To be done: Present each of the records below as a row in a Markdown table with two columns, "Row" for the sequential number and "Record" for the line itself, omitting any blank lines.

Material for this exercise:
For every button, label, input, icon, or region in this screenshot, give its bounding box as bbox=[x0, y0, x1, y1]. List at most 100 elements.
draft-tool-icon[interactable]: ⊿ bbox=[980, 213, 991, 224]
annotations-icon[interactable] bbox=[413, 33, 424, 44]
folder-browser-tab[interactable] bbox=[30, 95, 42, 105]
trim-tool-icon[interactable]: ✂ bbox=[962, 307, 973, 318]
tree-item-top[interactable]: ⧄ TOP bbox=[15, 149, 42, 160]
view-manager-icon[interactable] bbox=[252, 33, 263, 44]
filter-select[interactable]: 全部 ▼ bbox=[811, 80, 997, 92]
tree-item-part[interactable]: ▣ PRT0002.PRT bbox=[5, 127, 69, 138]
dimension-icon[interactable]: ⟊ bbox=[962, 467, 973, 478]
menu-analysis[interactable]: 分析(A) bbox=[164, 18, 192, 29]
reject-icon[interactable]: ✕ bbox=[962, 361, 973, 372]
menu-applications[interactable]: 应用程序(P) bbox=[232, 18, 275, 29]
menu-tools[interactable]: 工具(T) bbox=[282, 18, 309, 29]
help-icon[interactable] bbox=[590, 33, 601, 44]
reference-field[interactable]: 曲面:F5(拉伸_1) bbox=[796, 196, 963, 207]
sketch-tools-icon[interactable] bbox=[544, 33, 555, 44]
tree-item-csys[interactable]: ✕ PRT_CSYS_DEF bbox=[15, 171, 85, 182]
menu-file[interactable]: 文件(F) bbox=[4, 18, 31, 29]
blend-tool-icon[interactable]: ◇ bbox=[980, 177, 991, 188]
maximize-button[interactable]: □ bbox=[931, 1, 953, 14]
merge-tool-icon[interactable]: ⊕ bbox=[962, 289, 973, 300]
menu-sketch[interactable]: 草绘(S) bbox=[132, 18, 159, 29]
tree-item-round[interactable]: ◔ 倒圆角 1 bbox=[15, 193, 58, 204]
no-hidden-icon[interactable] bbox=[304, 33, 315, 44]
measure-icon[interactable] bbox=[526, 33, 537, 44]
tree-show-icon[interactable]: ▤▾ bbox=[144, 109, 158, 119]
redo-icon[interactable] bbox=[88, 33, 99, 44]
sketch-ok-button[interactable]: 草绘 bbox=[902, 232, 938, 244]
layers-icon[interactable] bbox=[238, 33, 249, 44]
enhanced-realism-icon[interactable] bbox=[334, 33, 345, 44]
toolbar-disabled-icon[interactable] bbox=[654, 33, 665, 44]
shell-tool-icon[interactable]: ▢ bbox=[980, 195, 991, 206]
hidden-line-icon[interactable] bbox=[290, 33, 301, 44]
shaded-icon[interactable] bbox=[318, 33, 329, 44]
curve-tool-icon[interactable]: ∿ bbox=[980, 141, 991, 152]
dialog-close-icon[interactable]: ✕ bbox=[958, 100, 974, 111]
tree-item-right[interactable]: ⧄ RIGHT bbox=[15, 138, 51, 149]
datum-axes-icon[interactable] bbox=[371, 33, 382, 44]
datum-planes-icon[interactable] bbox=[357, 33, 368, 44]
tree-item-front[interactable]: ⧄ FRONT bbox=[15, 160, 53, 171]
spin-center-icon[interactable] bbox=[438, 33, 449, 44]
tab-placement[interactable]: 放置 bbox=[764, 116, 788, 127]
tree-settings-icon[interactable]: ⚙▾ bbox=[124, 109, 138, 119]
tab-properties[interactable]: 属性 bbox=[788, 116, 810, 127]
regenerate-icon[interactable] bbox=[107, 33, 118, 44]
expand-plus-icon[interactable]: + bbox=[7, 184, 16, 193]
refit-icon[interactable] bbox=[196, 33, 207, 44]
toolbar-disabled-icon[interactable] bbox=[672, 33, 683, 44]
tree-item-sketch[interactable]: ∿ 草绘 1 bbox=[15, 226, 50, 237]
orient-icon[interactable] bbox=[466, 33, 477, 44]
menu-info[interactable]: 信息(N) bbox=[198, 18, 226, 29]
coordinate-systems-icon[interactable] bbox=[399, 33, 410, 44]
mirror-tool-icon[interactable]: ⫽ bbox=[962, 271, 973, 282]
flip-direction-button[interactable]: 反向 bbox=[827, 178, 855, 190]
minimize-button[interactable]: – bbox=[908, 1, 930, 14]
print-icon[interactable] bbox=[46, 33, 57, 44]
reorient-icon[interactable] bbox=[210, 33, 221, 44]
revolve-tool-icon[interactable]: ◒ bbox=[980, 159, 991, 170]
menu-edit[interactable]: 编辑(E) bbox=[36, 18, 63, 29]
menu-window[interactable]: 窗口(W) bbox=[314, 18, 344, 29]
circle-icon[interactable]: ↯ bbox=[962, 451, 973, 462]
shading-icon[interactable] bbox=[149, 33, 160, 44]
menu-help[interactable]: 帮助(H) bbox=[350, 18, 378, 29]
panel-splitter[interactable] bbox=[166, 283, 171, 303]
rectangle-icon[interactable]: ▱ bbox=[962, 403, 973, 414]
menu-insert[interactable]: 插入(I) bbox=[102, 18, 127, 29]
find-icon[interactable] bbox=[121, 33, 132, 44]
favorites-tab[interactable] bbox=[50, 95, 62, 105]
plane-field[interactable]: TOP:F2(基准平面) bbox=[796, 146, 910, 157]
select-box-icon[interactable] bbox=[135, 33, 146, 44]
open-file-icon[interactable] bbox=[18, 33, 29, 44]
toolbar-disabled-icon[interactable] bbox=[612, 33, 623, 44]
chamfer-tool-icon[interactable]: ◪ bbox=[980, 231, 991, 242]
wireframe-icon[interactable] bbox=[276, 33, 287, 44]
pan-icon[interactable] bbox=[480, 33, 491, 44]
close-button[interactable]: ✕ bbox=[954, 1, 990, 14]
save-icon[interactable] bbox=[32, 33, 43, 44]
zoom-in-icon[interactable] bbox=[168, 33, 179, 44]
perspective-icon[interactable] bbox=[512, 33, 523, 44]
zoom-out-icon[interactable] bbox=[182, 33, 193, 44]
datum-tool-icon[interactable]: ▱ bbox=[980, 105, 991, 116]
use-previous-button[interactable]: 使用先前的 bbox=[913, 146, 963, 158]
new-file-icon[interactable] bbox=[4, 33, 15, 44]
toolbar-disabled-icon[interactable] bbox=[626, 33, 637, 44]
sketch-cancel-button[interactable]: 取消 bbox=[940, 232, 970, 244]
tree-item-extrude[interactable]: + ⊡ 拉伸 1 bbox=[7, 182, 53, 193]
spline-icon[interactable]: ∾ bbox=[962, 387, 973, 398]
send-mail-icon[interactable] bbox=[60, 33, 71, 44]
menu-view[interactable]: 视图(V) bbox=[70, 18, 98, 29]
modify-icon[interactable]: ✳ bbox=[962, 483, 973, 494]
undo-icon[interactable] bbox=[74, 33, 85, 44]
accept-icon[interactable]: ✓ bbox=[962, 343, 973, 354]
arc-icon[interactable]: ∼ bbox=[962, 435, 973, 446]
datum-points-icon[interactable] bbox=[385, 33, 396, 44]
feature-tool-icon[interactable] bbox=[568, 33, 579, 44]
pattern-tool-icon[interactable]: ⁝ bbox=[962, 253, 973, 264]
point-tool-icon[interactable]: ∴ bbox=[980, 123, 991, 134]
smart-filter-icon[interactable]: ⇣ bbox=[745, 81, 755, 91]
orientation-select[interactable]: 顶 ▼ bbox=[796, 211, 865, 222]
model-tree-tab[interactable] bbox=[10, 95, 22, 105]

Exercise output:
| Row | Record |
|---|---|
| 1 | For every button, label, input, icon, or region in this screenshot, give its bounding box as bbox=[x0, y0, x1, y1]. List at most 100 elements. |
| 2 | draft-tool-icon[interactable]: ⊿ bbox=[980, 213, 991, 224] |
| 3 | annotations-icon[interactable] bbox=[413, 33, 424, 44] |
| 4 | folder-browser-tab[interactable] bbox=[30, 95, 42, 105] |
| 5 | trim-tool-icon[interactable]: ✂ bbox=[962, 307, 973, 318] |
| 6 | tree-item-top[interactable]: ⧄ TOP bbox=[15, 149, 42, 160] |
| 7 | view-manager-icon[interactable] bbox=[252, 33, 263, 44] |
| 8 | filter-select[interactable]: 全部 ▼ bbox=[811, 80, 997, 92] |
| 9 | tree-item-part[interactable]: ▣ PRT0002.PRT bbox=[5, 127, 69, 138] |
| 10 | dimension-icon[interactable]: ⟊ bbox=[962, 467, 973, 478] |
| 11 | menu-analysis[interactable]: 分析(A) bbox=[164, 18, 192, 29] |
| 12 | reject-icon[interactable]: ✕ bbox=[962, 361, 973, 372] |
| 13 | menu-applications[interactable]: 应用程序(P) bbox=[232, 18, 275, 29] |
| 14 | menu-tools[interactable]: 工具(T) bbox=[282, 18, 309, 29] |
| 15 | help-icon[interactable] bbox=[590, 33, 601, 44] |
| 16 | reference-field[interactable]: 曲面:F5(拉伸_1) bbox=[796, 196, 963, 207] |
| 17 | sketch-tools-icon[interactable] bbox=[544, 33, 555, 44] |
| 18 | tree-item-csys[interactable]: ✕ PRT_CSYS_DEF bbox=[15, 171, 85, 182] |
| 19 | menu-file[interactable]: 文件(F) bbox=[4, 18, 31, 29] |
| 20 | blend-tool-icon[interactable]: ◇ bbox=[980, 177, 991, 188] |
| 21 | maximize-button[interactable]: □ bbox=[931, 1, 953, 14] |
| 22 | merge-tool-icon[interactable]: ⊕ bbox=[962, 289, 973, 300] |
| 23 | menu-sketch[interactable]: 草绘(S) bbox=[132, 18, 159, 29] |
| 24 | tree-item-round[interactable]: ◔ 倒圆角 1 bbox=[15, 193, 58, 204] |
| 25 | no-hidden-icon[interactable] bbox=[304, 33, 315, 44] |
| 26 | measure-icon[interactable] bbox=[526, 33, 537, 44] |
| 27 | tree-show-icon[interactable]: ▤▾ bbox=[144, 109, 158, 119] |
| 28 | redo-icon[interactable] bbox=[88, 33, 99, 44] |
| 29 | sketch-ok-button[interactable]: 草绘 bbox=[902, 232, 938, 244] |
| 30 | layers-icon[interactable] bbox=[238, 33, 249, 44] |
| 31 | enhanced-realism-icon[interactable] bbox=[334, 33, 345, 44] |
| 32 | toolbar-disabled-icon[interactable] bbox=[654, 33, 665, 44] |
| 33 | shell-tool-icon[interactable]: ▢ bbox=[980, 195, 991, 206] |
| 34 | hidden-line-icon[interactable] bbox=[290, 33, 301, 44] |
| 35 | shaded-icon[interactable] bbox=[318, 33, 329, 44] |
| 36 | curve-tool-icon[interactable]: ∿ bbox=[980, 141, 991, 152] |
| 37 | dialog-close-icon[interactable]: ✕ bbox=[958, 100, 974, 111] |
| 38 | tree-item-right[interactable]: ⧄ RIGHT bbox=[15, 138, 51, 149] |
| 39 | datum-axes-icon[interactable] bbox=[371, 33, 382, 44] |
| 40 | datum-planes-icon[interactable] bbox=[357, 33, 368, 44] |
| 41 | tree-item-front[interactable]: ⧄ FRONT bbox=[15, 160, 53, 171] |
| 42 | spin-center-icon[interactable] bbox=[438, 33, 449, 44] |
| 43 | tab-placement[interactable]: 放置 bbox=[764, 116, 788, 127] |
| 44 | tree-settings-icon[interactable]: ⚙▾ bbox=[124, 109, 138, 119] |
| 45 | tab-properties[interactable]: 属性 bbox=[788, 116, 810, 127] |
| 46 | regenerate-icon[interactable] bbox=[107, 33, 118, 44] |
| 47 | expand-plus-icon[interactable]: + bbox=[7, 184, 16, 193] |
| 48 | refit-icon[interactable] bbox=[196, 33, 207, 44] |
| 49 | toolbar-disabled-icon[interactable] bbox=[672, 33, 683, 44] |
| 50 | tree-item-sketch[interactable]: ∿ 草绘 1 bbox=[15, 226, 50, 237] |
| 51 | orient-icon[interactable] bbox=[466, 33, 477, 44] |
| 52 | menu-info[interactable]: 信息(N) bbox=[198, 18, 226, 29] |
| 53 | coordinate-systems-icon[interactable] bbox=[399, 33, 410, 44] |
| 54 | mirror-tool-icon[interactable]: ⫽ bbox=[962, 271, 973, 282] |
| 55 | flip-direction-button[interactable]: 反向 bbox=[827, 178, 855, 190] |
| 56 | minimize-button[interactable]: – bbox=[908, 1, 930, 14] |
| 57 | print-icon[interactable] bbox=[46, 33, 57, 44] |
| 58 | reorient-icon[interactable] bbox=[210, 33, 221, 44] |
| 59 | revolve-tool-icon[interactable]: ◒ bbox=[980, 159, 991, 170] |
| 60 | menu-edit[interactable]: 编辑(E) bbox=[36, 18, 63, 29] |
| 61 | menu-window[interactable]: 窗口(W) bbox=[314, 18, 344, 29] |
| 62 | circle-icon[interactable]: ↯ bbox=[962, 451, 973, 462] |
| 63 | shading-icon[interactable] bbox=[149, 33, 160, 44] |
| 64 | menu-help[interactable]: 帮助(H) bbox=[350, 18, 378, 29] |
| 65 | panel-splitter[interactable] bbox=[166, 283, 171, 303] |
| 66 | rectangle-icon[interactable]: ▱ bbox=[962, 403, 973, 414] |
| 67 | menu-insert[interactable]: 插入(I) bbox=[102, 18, 127, 29] |
| 68 | find-icon[interactable] bbox=[121, 33, 132, 44] |
| 69 | favorites-tab[interactable] bbox=[50, 95, 62, 105] |
| 70 | plane-field[interactable]: TOP:F2(基准平面) bbox=[796, 146, 910, 157] |
| 71 | select-box-icon[interactable] bbox=[135, 33, 146, 44] |
| 72 | open-file-icon[interactable] bbox=[18, 33, 29, 44] |
| 73 | toolbar-disabled-icon[interactable] bbox=[612, 33, 623, 44] |
| 74 | chamfer-tool-icon[interactable]: ◪ bbox=[980, 231, 991, 242] |
| 75 | wireframe-icon[interactable] bbox=[276, 33, 287, 44] |
| 76 | pan-icon[interactable] bbox=[480, 33, 491, 44] |
| 77 | close-button[interactable]: ✕ bbox=[954, 1, 990, 14] |
| 78 | save-icon[interactable] bbox=[32, 33, 43, 44] |
| 79 | zoom-in-icon[interactable] bbox=[168, 33, 179, 44] |
| 80 | perspective-icon[interactable] bbox=[512, 33, 523, 44] |
| 81 | zoom-out-icon[interactable] bbox=[182, 33, 193, 44] |
| 82 | datum-tool-icon[interactable]: ▱ bbox=[980, 105, 991, 116] |
| 83 | use-previous-button[interactable]: 使用先前的 bbox=[913, 146, 963, 158] |
| 84 | new-file-icon[interactable] bbox=[4, 33, 15, 44] |
| 85 | toolbar-disabled-icon[interactable] bbox=[626, 33, 637, 44] |
| 86 | sketch-cancel-button[interactable]: 取消 bbox=[940, 232, 970, 244] |
| 87 | tree-item-extrude[interactable]: + ⊡ 拉伸 1 bbox=[7, 182, 53, 193] |
| 88 | spline-icon[interactable]: ∾ bbox=[962, 387, 973, 398] |
| 89 | send-mail-icon[interactable] bbox=[60, 33, 71, 44] |
| 90 | menu-view[interactable]: 视图(V) bbox=[70, 18, 98, 29] |
| 91 | modify-icon[interactable]: ✳ bbox=[962, 483, 973, 494] |
| 92 | undo-icon[interactable] bbox=[74, 33, 85, 44] |
| 93 | accept-icon[interactable]: ✓ bbox=[962, 343, 973, 354] |
| 94 | arc-icon[interactable]: ∼ bbox=[962, 435, 973, 446] |
| 95 | datum-points-icon[interactable] bbox=[385, 33, 396, 44] |
| 96 | feature-tool-icon[interactable] bbox=[568, 33, 579, 44] |
| 97 | pattern-tool-icon[interactable]: ⁝ bbox=[962, 253, 973, 264] |
| 98 | point-tool-icon[interactable]: ∴ bbox=[980, 123, 991, 134] |
| 99 | smart-filter-icon[interactable]: ⇣ bbox=[745, 81, 755, 91] |
| 100 | orientation-select[interactable]: 顶 ▼ bbox=[796, 211, 865, 222] |
| 101 | model-tree-tab[interactable] bbox=[10, 95, 22, 105] |